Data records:
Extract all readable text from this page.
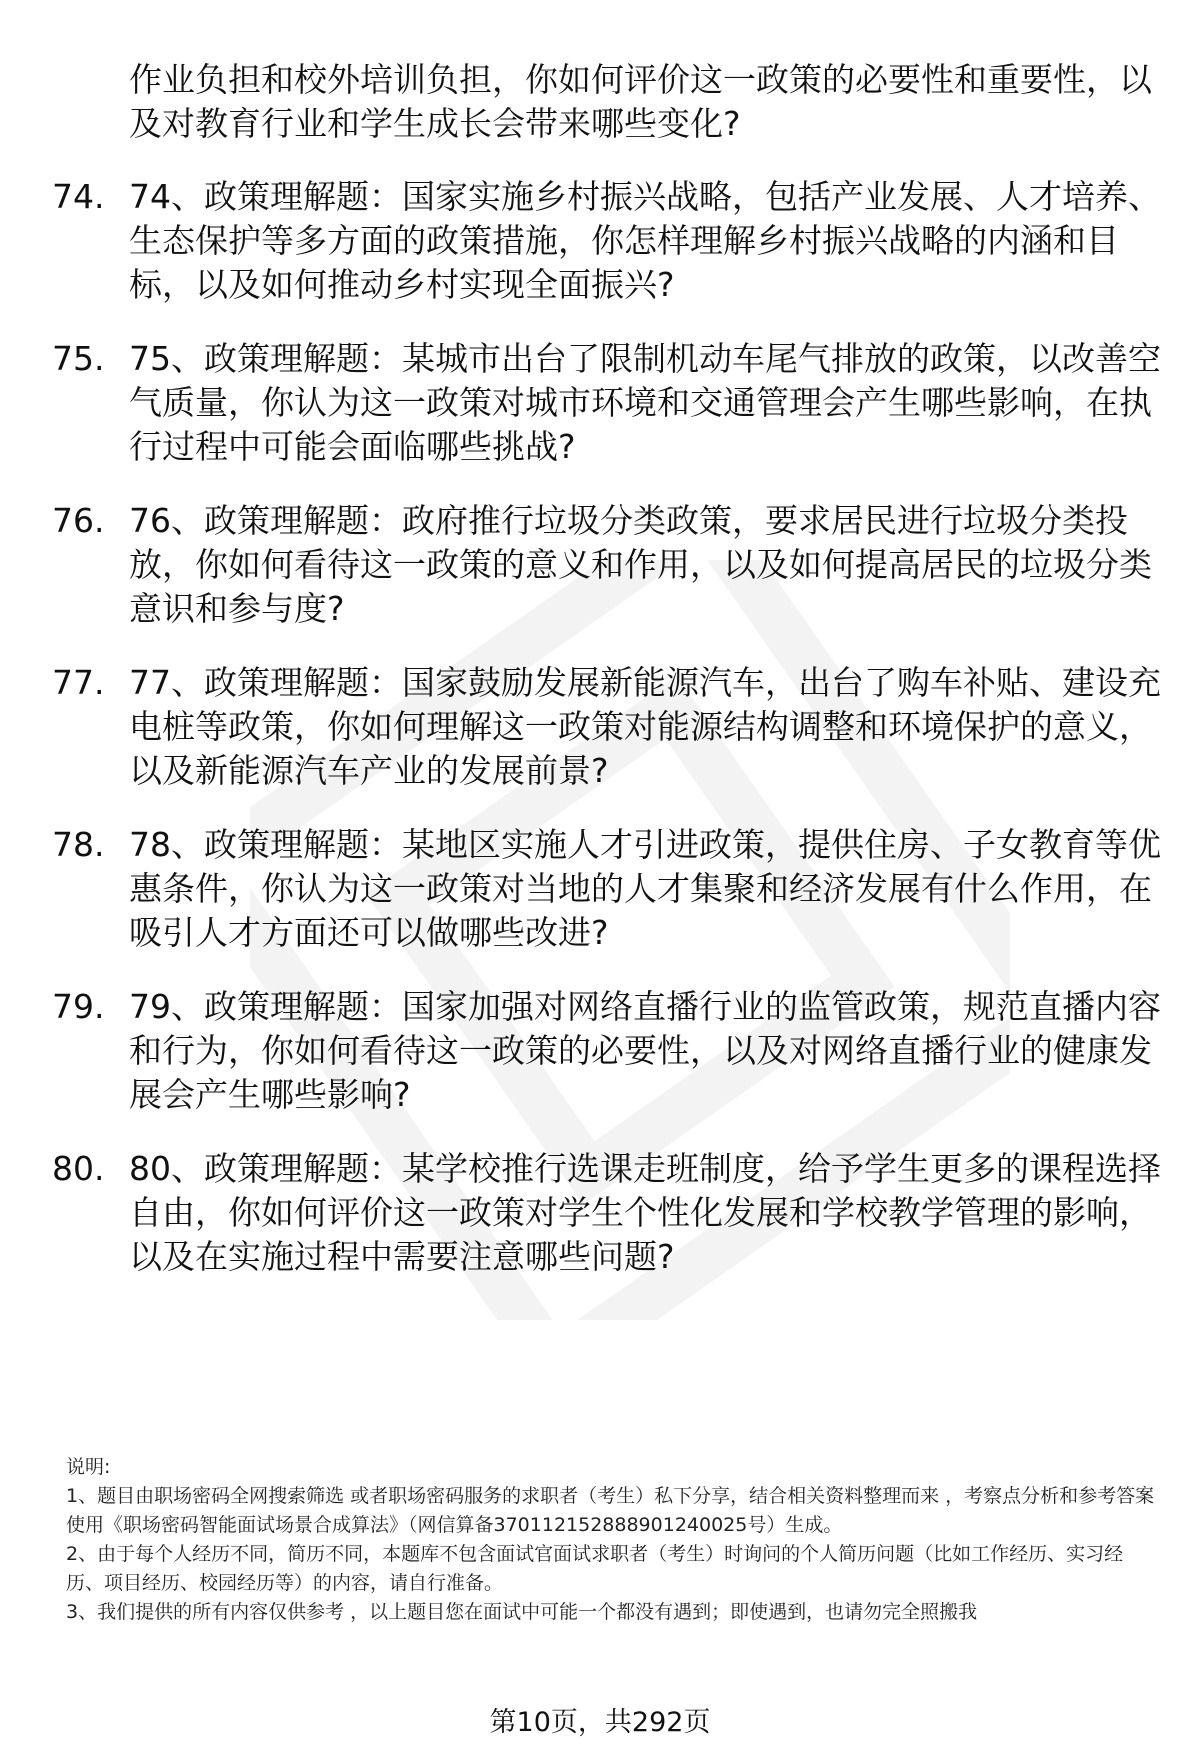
作业负担和校外培训负担，你如何评价这一政策的必要性和重要性，以及对教育行业和学生成长会带来哪些变化?

74. 74、政策理解题：国家实施乡村振兴战略，包括产业发展、人才培养、生态保护等多方面的政策措施，你怎样理解乡村振兴战略的内涵和目标，以及如何推动乡村实现全面振兴?

75. 75、政策理解题：某城市出台了限制机动车尾气排放的政策，以改善空气质量，你认为这一政策对城市环境和交通管理会产生哪些影响，在执行过程中可能会面临哪些挑战?

76. 76、政策理解题：政府推行垃圾分类政策，要求居民进行垃圾分类投放，你如何看待这一政策的意义和作用，以及如何提高居民的垃圾分类意识和参与度?

77. 77、政策理解题：国家鼓励发展新能源汽车，出台了购车补贴、建设充电桩等政策，你如何理解这一政策对能源结构调整和环境保护的意义，以及新能源汽车产业的发展前景?

78. 78、政策理解题：某地区实施人才引进政策，提供住房、子女教育等优惠条件，你认为这一政策对当地的人才集聚和经济发展有什么作用，在吸引人才方面还可以做哪些改进?

79. 79、政策理解题：国家加强对网络直播行业的监管政策，规范直播内容和行为，你如何看待这一政策的必要性，以及对网络直播行业的健康发展会产生哪些影响?

80. 80、政策理解题：某学校推行选课走班制度，给予学生更多的课程选择自由，你如何评价这一政策对学生个性化发展和学校教学管理的影响，以及在实施过程中需要注意哪些问题?

说明:

1、题目由职场密码全网搜索筛选 或者职场密码服务的求职者（考生）私下分享，结合相关资料整理而来 ，考察点分析和参考答案使用《职场密码智能面试场景合成算法》（网信算备370112152888901240025号）生成。

2、由于每个人经历不同，简历不同，本题库不包含面试官面试求职者（考生）时询问的个人简历问题（比如工作经历、实习经历、项目经历、校园经历等）的内容，请自行准备。

3、我们提供的所有内容仅供参考 ，以上题目您在面试中可能一个都没有遇到；即使遇到，也请勿完全照搬我

第10页，共292页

→ **SHORT TASK**: Look through the listing above. Pick out each line with "政策理解题" and copy it.

→ **SOLVED EXERCISE**:
74. 74、政策理解题：国家实施乡村振兴战略，包括产业发展、人才培养、生态保护等多方面的政策措施，你怎样理解乡村振兴战略的内涵和目标，以及如何推动乡村实现全面振兴?
75. 75、政策理解题：某城市出台了限制机动车尾气排放的政策，以改善空气质量，你认为这一政策对城市环境和交通管理会产生哪些影响，在执行过程中可能会面临哪些挑战?
76. 76、政策理解题：政府推行垃圾分类政策，要求居民进行垃圾分类投放，你如何看待这一政策的意义和作用，以及如何提高居民的垃圾分类意识和参与度?
77. 77、政策理解题：国家鼓励发展新能源汽车，出台了购车补贴、建设充电桩等政策，你如何理解这一政策对能源结构调整和环境保护的意义，以及新能源汽车产业的发展前景?
78. 78、政策理解题：某地区实施人才引进政策，提供住房、子女教育等优惠条件，你认为这一政策对当地的人才集聚和经济发展有什么作用，在吸引人才方面还可以做哪些改进?
79. 79、政策理解题：国家加强对网络直播行业的监管政策，规范直播内容和行为，你如何看待这一政策的必要性，以及对网络直播行业的健康发展会产生哪些影响?
80. 80、政策理解题：某学校推行选课走班制度，给予学生更多的课程选择自由，你如何评价这一政策对学生个性化发展和学校教学管理的影响，以及在实施过程中需要注意哪些问题?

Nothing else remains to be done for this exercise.